**Records supplied:**
§

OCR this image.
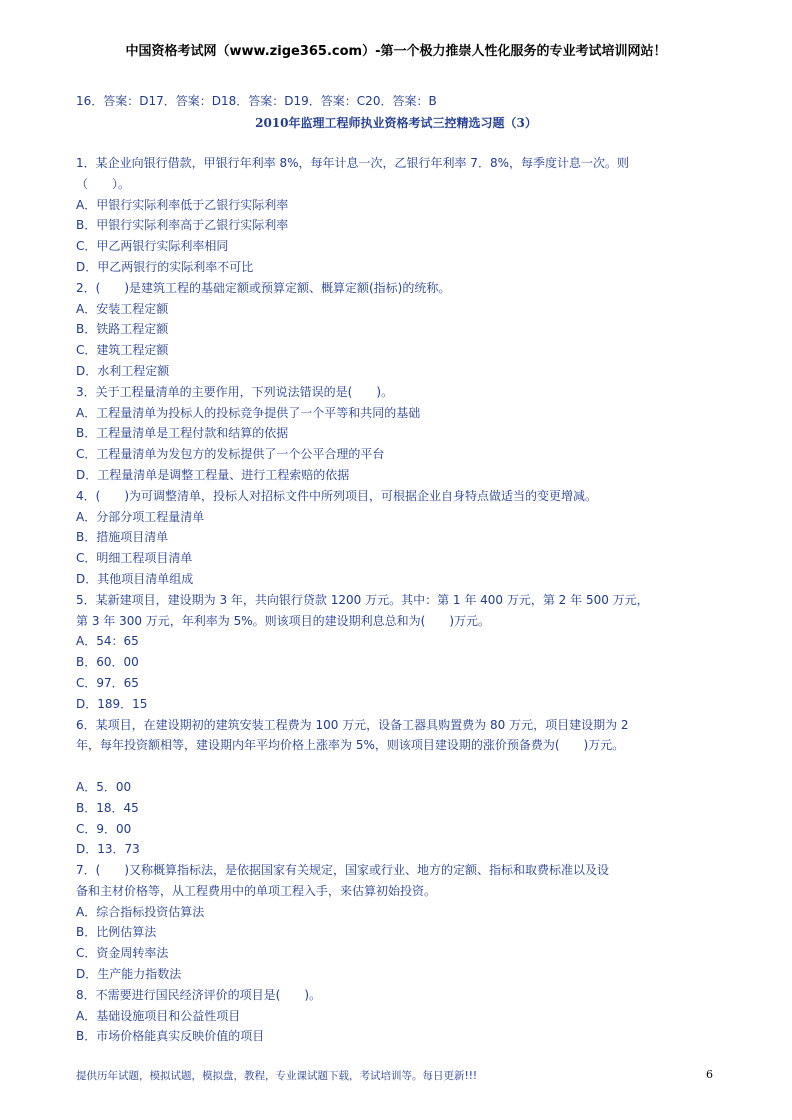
中国资格考试网（www.zige365.com）-第一个极力推崇人性化服务的专业考试培训网站！
16．答案：D17．答案：D18．答案：D19．答案：C20．答案：B
2010年监理工程师执业资格考试三控精选习题（3）
1．某企业向银行借款，甲银行年利率 8%，每年计息一次，乙银行年利率 7．8%，每季度计息一次。则
（　　）。
A．甲银行实际利率低于乙银行实际利率
B．甲银行实际利率高于乙银行实际利率
C．甲乙两银行实际利率相同
D．甲乙两银行的实际利率不可比
2．(　　)是建筑工程的基础定额或预算定额、概算定额(指标)的统称。
A．安装工程定额
B．铁路工程定额
C．建筑工程定额
D．水利工程定额
3．关于工程量清单的主要作用，下列说法错误的是(　　)。
A．工程量清单为投标人的投标竞争提供了一个平等和共同的基础
B．工程量清单是工程付款和结算的依据
C．工程量清单为发包方的发标提供了一个公平合理的平台
D．工程量清单是调整工程量、进行工程索赔的依据
4．(　　)为可调整清单，投标人对招标文件中所列项目，可根据企业自身特点做适当的变更增减。
A．分部分项工程量清单
B．措施项目清单
C．明细工程项目清单
D．其他项目清单组成
5．某新建项目，建设期为 3 年，共向银行贷款 1200 万元。其中：第 1 年 400 万元，第 2 年 500 万元，
第 3 年 300 万元，年利率为 5%。则该项目的建设期利息总和为(　　)万元。
A．54：65
B．60．00
C．97．65
D．189．15
6．某项目，在建设期初的建筑安装工程费为 100 万元，设备工器具购置费为 80 万元，项目建设期为 2
年，每年投资额相等，建设期内年平均价格上涨率为 5%，则该项目建设期的涨价预备费为(　　)万元。
A．5．00
B．18．45
C．9．00
D．13．73
7．(　　)又称概算指标法，是依据国家有关规定，国家或行业、地方的定额、指标和取费标准以及设
备和主材价格等，从工程费用中的单项工程入手，来估算初始投资。
A．综合指标投资估算法
B．比例估算法
C．资金周转率法
D．生产能力指数法
8．不需要进行国民经济评价的项目是(　　)。
A．基础设施项目和公益性项目
B．市场价格能真实反映价值的项目
提供历年试题，模拟试题，模拟盘，教程，专业课试题下载，考试培训等。每日更新!!!	6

§

Each entry above should be reproduced exactly, with the pictures removed.

**Answer to the problem:**
OCR this image.
中国资格考试网（www.zige365.com）-第一个极力推崇人性化服务的专业考试培训网站！
16．答案：D17．答案：D18．答案：D19．答案：C20．答案：B
2010年监理工程师执业资格考试三控精选习题（3）
1．某企业向银行借款，甲银行年利率 8%，每年计息一次，乙银行年利率 7．8%，每季度计息一次。则
（　　）。
A．甲银行实际利率低于乙银行实际利率
B．甲银行实际利率高于乙银行实际利率
C．甲乙两银行实际利率相同
D．甲乙两银行的实际利率不可比
2．(　　)是建筑工程的基础定额或预算定额、概算定额(指标)的统称。
A．安装工程定额
B．铁路工程定额
C．建筑工程定额
D．水利工程定额
3．关于工程量清单的主要作用，下列说法错误的是(　　)。
A．工程量清单为投标人的投标竞争提供了一个平等和共同的基础
B．工程量清单是工程付款和结算的依据
C．工程量清单为发包方的发标提供了一个公平合理的平台
D．工程量清单是调整工程量、进行工程索赔的依据
4．(　　)为可调整清单，投标人对招标文件中所列项目，可根据企业自身特点做适当的变更增减。
A．分部分项工程量清单
B．措施项目清单
C．明细工程项目清单
D．其他项目清单组成
5．某新建项目，建设期为 3 年，共向银行贷款 1200 万元。其中：第 1 年 400 万元，第 2 年 500 万元，
第 3 年 300 万元，年利率为 5%。则该项目的建设期利息总和为(　　)万元。
A．54：65
B．60．00
C．97．65
D．189．15
6．某项目，在建设期初的建筑安装工程费为 100 万元，设备工器具购置费为 80 万元，项目建设期为 2
年，每年投资额相等，建设期内年平均价格上涨率为 5%，则该项目建设期的涨价预备费为(　　)万元。
A．5．00
B．18．45
C．9．00
D．13．73
7．(　　)又称概算指标法，是依据国家有关规定，国家或行业、地方的定额、指标和取费标准以及设
备和主材价格等，从工程费用中的单项工程入手，来估算初始投资。
A．综合指标投资估算法
B．比例估算法
C．资金周转率法
D．生产能力指数法
8．不需要进行国民经济评价的项目是(　　)。
A．基础设施项目和公益性项目
B．市场价格能真实反映价值的项目
提供历年试题，模拟试题，模拟盘，教程，专业课试题下载，考试培训等。每日更新!!!	6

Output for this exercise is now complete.